**GIVEN PROBLEM**
What follows is a listing. Return every line of it exactly.
═════ MATERIAL SUPPLIED ═════
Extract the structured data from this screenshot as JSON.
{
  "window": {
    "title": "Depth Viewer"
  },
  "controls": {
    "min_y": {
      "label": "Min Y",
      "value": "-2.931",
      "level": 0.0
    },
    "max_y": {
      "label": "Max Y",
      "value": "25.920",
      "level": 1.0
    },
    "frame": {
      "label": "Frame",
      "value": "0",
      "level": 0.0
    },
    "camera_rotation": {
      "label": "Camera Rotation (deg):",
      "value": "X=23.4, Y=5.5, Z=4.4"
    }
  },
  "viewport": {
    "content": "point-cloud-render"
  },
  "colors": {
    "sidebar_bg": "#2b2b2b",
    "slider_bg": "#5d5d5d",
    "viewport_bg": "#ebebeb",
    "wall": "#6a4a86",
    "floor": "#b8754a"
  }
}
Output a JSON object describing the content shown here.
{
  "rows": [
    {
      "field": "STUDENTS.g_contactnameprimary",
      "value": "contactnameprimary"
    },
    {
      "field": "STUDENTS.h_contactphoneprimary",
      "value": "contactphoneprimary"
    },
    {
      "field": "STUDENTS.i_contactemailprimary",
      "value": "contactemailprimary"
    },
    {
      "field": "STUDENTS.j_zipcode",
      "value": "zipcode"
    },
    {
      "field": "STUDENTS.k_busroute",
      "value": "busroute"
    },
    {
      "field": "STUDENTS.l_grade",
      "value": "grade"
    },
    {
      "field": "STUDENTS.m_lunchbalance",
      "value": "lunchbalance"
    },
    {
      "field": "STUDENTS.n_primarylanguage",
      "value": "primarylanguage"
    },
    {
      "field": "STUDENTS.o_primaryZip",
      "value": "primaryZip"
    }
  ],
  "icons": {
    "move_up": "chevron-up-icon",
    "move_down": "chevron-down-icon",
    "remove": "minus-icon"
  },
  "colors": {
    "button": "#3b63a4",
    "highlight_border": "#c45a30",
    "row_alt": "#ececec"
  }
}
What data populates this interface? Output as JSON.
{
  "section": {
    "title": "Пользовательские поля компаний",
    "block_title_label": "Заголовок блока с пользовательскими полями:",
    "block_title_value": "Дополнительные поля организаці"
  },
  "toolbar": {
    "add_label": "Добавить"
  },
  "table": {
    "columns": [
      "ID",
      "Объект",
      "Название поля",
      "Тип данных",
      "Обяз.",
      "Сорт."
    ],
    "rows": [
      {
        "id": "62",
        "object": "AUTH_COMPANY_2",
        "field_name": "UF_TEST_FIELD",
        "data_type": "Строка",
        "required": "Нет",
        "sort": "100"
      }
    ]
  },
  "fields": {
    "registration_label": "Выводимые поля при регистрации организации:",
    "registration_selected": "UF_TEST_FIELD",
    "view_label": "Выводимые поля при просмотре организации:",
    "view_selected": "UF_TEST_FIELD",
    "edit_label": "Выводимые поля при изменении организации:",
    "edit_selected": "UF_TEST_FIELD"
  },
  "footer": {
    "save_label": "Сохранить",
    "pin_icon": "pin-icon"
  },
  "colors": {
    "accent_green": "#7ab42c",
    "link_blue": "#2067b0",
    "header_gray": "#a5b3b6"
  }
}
═════
**ANSWER BELOW**
Extract the structured data from this screenshot as JSON.
{
  "window": {
    "title": "Depth Viewer"
  },
  "controls": {
    "min_y": {
      "label": "Min Y",
      "value": "-2.931",
      "level": 0.0
    },
    "max_y": {
      "label": "Max Y",
      "value": "25.920",
      "level": 1.0
    },
    "frame": {
      "label": "Frame",
      "value": "0",
      "level": 0.0
    },
    "camera_rotation": {
      "label": "Camera Rotation (deg):",
      "value": "X=23.4, Y=5.5, Z=4.4"
    }
  },
  "viewport": {
    "content": "point-cloud-render"
  },
  "colors": {
    "sidebar_bg": "#2b2b2b",
    "slider_bg": "#5d5d5d",
    "viewport_bg": "#ebebeb",
    "wall": "#6a4a86",
    "floor": "#b8754a"
  }
}
Output a JSON object describing the content shown here.
{
  "rows": [
    {
      "field": "STUDENTS.g_contactnameprimary",
      "value": "contactnameprimary"
    },
    {
      "field": "STUDENTS.h_contactphoneprimary",
      "value": "contactphoneprimary"
    },
    {
      "field": "STUDENTS.i_contactemailprimary",
      "value": "contactemailprimary"
    },
    {
      "field": "STUDENTS.j_zipcode",
      "value": "zipcode"
    },
    {
      "field": "STUDENTS.k_busroute",
      "value": "busroute"
    },
    {
      "field": "STUDENTS.l_grade",
      "value": "grade"
    },
    {
      "field": "STUDENTS.m_lunchbalance",
      "value": "lunchbalance"
    },
    {
      "field": "STUDENTS.n_primarylanguage",
      "value": "primarylanguage"
    },
    {
      "field": "STUDENTS.o_primaryZip",
      "value": "primaryZip"
    }
  ],
  "icons": {
    "move_up": "chevron-up-icon",
    "move_down": "chevron-down-icon",
    "remove": "minus-icon"
  },
  "colors": {
    "button": "#3b63a4",
    "highlight_border": "#c45a30",
    "row_alt": "#ececec"
  }
}
What data populates this interface? Output as JSON.
{
  "section": {
    "title": "Пользовательские поля компаний",
    "block_title_label": "Заголовок блока с пользовательскими полями:",
    "block_title_value": "Дополнительные поля организаці"
  },
  "toolbar": {
    "add_label": "Добавить"
  },
  "table": {
    "columns": [
      "ID",
      "Объект",
      "Название поля",
      "Тип данных",
      "Обяз.",
      "Сорт."
    ],
    "rows": [
      {
        "id": "62",
        "object": "AUTH_COMPANY_2",
        "field_name": "UF_TEST_FIELD",
        "data_type": "Строка",
        "required": "Нет",
        "sort": "100"
      }
    ]
  },
  "fields": {
    "registration_label": "Выводимые поля при регистрации организации:",
    "registration_selected": "UF_TEST_FIELD",
    "view_label": "Выводимые поля при просмотре организации:",
    "view_selected": "UF_TEST_FIELD",
    "edit_label": "Выводимые поля при изменении организации:",
    "edit_selected": "UF_TEST_FIELD"
  },
  "footer": {
    "save_label": "Сохранить",
    "pin_icon": "pin-icon"
  },
  "colors": {
    "accent_green": "#7ab42c",
    "link_blue": "#2067b0",
    "header_gray": "#a5b3b6"
  }
}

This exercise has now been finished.